• _Exercise prompt_: Take the data that follows and retype it word for word.

[Dataset records]
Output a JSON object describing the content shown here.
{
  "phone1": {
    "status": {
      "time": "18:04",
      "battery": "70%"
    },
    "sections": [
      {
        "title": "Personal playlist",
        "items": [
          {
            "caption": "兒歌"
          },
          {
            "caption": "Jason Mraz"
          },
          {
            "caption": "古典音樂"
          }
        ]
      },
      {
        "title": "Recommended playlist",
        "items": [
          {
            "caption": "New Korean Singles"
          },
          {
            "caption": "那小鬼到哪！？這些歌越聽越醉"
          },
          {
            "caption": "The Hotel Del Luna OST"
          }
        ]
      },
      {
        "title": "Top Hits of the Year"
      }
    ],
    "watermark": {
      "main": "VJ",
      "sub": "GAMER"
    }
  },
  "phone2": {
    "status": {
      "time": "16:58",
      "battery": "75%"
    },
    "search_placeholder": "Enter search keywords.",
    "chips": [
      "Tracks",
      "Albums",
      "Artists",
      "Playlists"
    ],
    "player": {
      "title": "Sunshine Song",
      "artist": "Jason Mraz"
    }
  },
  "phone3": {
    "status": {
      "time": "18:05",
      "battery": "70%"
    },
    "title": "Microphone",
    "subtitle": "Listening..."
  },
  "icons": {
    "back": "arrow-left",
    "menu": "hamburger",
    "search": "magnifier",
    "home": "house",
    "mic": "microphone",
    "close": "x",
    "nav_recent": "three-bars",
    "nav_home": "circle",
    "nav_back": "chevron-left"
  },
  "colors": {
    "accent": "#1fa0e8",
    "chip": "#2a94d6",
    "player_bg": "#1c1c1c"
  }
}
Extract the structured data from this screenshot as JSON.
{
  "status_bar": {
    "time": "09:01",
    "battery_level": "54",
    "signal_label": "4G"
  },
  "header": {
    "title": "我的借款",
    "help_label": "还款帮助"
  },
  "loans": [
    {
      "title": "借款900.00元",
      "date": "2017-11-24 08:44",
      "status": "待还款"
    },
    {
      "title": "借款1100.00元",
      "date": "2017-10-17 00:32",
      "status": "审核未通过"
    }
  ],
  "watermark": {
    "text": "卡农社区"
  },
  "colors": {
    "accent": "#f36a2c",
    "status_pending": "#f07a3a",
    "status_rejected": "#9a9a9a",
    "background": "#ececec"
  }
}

• _Full solution_:
Output a JSON object describing the content shown here.
{
  "phone1": {
    "status": {
      "time": "18:04",
      "battery": "70%"
    },
    "sections": [
      {
        "title": "Personal playlist",
        "items": [
          {
            "caption": "兒歌"
          },
          {
            "caption": "Jason Mraz"
          },
          {
            "caption": "古典音樂"
          }
        ]
      },
      {
        "title": "Recommended playlist",
        "items": [
          {
            "caption": "New Korean Singles"
          },
          {
            "caption": "那小鬼到哪！？這些歌越聽越醉"
          },
          {
            "caption": "The Hotel Del Luna OST"
          }
        ]
      },
      {
        "title": "Top Hits of the Year"
      }
    ],
    "watermark": {
      "main": "VJ",
      "sub": "GAMER"
    }
  },
  "phone2": {
    "status": {
      "time": "16:58",
      "battery": "75%"
    },
    "search_placeholder": "Enter search keywords.",
    "chips": [
      "Tracks",
      "Albums",
      "Artists",
      "Playlists"
    ],
    "player": {
      "title": "Sunshine Song",
      "artist": "Jason Mraz"
    }
  },
  "phone3": {
    "status": {
      "time": "18:05",
      "battery": "70%"
    },
    "title": "Microphone",
    "subtitle": "Listening..."
  },
  "icons": {
    "back": "arrow-left",
    "menu": "hamburger",
    "search": "magnifier",
    "home": "house",
    "mic": "microphone",
    "close": "x",
    "nav_recent": "three-bars",
    "nav_home": "circle",
    "nav_back": "chevron-left"
  },
  "colors": {
    "accent": "#1fa0e8",
    "chip": "#2a94d6",
    "player_bg": "#1c1c1c"
  }
}
Extract the structured data from this screenshot as JSON.
{
  "status_bar": {
    "time": "09:01",
    "battery_level": "54",
    "signal_label": "4G"
  },
  "header": {
    "title": "我的借款",
    "help_label": "还款帮助"
  },
  "loans": [
    {
      "title": "借款900.00元",
      "date": "2017-11-24 08:44",
      "status": "待还款"
    },
    {
      "title": "借款1100.00元",
      "date": "2017-10-17 00:32",
      "status": "审核未通过"
    }
  ],
  "watermark": {
    "text": "卡农社区"
  },
  "colors": {
    "accent": "#f36a2c",
    "status_pending": "#f07a3a",
    "status_rejected": "#9a9a9a",
    "background": "#ececec"
  }
}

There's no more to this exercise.